#### [Given instruction]
Retype the records below exactly as they appear.

#### [The records]
►
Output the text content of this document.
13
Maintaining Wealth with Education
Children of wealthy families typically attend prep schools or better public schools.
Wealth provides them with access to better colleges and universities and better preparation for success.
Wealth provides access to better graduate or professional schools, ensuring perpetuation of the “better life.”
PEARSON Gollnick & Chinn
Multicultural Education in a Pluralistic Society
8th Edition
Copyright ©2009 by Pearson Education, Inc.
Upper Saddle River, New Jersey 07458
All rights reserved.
◄
#### [Complete response]
Output the text content of this document.
13
Maintaining Wealth with Education
Children of wealthy families typically attend prep schools or better public schools.
Wealth provides them with access to better colleges and universities and better preparation for success.
Wealth provides access to better graduate or professional schools, ensuring perpetuation of the “better life.”
PEARSON Gollnick & Chinn
Multicultural Education in a Pluralistic Society
8th Edition
Copyright ©2009 by Pearson Education, Inc.
Upper Saddle River, New Jersey 07458
All rights reserved.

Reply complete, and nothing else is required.